**WHAT YOU WILL DO**
Gather up all lines that carry the word "then".

**ENTRIES SHOWN**
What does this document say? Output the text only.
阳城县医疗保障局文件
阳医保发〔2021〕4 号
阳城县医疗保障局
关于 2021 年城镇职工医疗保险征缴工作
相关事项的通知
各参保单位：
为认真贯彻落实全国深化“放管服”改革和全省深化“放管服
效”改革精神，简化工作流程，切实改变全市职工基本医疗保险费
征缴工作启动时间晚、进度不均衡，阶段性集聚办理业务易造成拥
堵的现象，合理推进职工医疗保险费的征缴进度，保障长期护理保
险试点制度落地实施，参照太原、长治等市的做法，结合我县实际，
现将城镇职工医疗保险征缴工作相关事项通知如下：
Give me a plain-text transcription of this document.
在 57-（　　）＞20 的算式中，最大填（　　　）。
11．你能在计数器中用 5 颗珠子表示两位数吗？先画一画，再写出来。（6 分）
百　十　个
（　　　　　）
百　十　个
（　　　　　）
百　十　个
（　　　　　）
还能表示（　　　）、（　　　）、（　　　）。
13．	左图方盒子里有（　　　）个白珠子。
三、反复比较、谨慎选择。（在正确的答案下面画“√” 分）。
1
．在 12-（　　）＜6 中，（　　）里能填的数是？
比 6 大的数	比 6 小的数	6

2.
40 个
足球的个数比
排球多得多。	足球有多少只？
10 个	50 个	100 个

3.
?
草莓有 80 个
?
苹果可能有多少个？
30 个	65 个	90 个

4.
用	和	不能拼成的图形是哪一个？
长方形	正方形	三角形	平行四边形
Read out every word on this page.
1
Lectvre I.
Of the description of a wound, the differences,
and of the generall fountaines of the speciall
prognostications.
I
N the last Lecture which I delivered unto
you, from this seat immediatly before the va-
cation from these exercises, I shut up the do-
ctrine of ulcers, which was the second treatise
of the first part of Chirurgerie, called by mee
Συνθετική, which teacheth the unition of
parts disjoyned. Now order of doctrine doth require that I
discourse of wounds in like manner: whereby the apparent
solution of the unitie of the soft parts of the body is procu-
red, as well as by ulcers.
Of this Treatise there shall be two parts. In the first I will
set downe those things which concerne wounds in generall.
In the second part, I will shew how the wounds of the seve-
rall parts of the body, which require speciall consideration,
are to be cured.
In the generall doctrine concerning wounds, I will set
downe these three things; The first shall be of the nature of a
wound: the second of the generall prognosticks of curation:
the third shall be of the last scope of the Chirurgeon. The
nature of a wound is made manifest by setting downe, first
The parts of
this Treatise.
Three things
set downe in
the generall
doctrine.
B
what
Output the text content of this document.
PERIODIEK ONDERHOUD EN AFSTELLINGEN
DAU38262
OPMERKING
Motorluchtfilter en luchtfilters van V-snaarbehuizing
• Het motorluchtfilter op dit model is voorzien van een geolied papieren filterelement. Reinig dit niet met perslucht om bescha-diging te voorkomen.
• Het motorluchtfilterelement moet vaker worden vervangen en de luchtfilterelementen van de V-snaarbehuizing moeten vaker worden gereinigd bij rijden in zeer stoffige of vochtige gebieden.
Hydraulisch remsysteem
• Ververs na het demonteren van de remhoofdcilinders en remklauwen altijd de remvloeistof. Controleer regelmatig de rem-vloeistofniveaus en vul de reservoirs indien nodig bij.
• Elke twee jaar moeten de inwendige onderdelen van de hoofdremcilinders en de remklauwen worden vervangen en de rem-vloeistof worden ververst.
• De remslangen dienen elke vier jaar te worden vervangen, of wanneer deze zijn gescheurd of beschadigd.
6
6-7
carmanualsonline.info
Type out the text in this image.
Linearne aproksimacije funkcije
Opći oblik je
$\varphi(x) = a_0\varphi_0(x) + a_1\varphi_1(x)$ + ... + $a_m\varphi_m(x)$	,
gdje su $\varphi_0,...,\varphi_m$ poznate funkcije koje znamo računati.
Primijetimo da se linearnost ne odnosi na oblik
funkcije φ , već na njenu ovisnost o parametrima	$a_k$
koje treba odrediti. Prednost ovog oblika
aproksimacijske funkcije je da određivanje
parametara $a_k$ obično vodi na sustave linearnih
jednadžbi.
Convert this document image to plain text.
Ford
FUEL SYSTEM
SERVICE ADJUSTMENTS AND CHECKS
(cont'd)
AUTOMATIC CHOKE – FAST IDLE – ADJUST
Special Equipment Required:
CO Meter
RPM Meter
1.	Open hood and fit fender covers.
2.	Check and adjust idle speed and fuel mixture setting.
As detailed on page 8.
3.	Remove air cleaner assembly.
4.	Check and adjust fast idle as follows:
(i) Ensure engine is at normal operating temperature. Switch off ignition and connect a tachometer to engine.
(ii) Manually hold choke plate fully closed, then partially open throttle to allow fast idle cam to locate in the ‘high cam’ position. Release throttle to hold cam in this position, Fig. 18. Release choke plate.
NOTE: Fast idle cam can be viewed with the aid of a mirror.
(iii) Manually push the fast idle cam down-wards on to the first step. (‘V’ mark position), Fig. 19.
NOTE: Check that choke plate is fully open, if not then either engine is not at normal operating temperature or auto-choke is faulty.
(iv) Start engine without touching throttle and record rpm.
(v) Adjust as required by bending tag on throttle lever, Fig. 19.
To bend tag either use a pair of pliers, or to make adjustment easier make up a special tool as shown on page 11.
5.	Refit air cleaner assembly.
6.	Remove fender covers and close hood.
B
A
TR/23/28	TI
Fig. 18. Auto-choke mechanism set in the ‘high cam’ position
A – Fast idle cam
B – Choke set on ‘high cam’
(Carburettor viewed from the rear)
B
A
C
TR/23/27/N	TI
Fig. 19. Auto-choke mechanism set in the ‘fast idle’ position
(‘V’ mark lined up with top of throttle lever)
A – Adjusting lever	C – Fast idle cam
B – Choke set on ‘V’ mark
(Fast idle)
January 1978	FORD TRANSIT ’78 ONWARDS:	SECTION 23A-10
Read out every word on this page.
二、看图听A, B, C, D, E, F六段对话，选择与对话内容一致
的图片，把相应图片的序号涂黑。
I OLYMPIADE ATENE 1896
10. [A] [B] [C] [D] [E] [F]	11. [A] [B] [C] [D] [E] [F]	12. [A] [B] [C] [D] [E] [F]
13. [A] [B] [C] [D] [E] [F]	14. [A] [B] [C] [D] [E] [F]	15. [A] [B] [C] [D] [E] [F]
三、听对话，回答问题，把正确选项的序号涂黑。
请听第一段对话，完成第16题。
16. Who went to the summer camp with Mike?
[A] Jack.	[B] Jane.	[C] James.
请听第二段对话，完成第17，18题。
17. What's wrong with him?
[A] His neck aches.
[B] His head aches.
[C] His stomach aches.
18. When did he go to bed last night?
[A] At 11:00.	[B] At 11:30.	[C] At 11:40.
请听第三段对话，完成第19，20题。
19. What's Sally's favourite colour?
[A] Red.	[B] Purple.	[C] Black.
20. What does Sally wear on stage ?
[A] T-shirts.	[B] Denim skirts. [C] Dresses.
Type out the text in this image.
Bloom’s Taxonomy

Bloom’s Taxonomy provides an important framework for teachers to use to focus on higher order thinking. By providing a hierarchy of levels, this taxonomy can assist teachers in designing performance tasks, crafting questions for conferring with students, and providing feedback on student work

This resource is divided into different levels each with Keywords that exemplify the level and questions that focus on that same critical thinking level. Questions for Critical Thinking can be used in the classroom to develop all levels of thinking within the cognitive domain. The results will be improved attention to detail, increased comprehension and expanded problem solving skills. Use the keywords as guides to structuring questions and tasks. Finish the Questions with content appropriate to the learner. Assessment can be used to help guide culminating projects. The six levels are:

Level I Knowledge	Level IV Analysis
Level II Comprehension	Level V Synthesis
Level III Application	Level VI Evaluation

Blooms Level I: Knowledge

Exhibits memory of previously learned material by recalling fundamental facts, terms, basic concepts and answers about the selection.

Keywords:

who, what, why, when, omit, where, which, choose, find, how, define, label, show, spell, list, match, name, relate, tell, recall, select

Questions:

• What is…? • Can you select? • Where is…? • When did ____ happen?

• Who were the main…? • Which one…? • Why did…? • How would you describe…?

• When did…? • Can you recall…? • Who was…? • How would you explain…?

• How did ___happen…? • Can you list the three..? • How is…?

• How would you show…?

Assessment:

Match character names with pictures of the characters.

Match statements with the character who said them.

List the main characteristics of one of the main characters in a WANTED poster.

**COMPLETE RESPONSE**
(ii) Manually hold choke plate fully closed, then partially open throttle to allow fast idle cam to locate in the ‘high cam’ position. Release throttle to hold cam in this position, Fig. 18. Release choke plate.
NOTE: Check that choke plate is fully open, if not then either engine is not at normal operating temperature or auto-choke is faulty.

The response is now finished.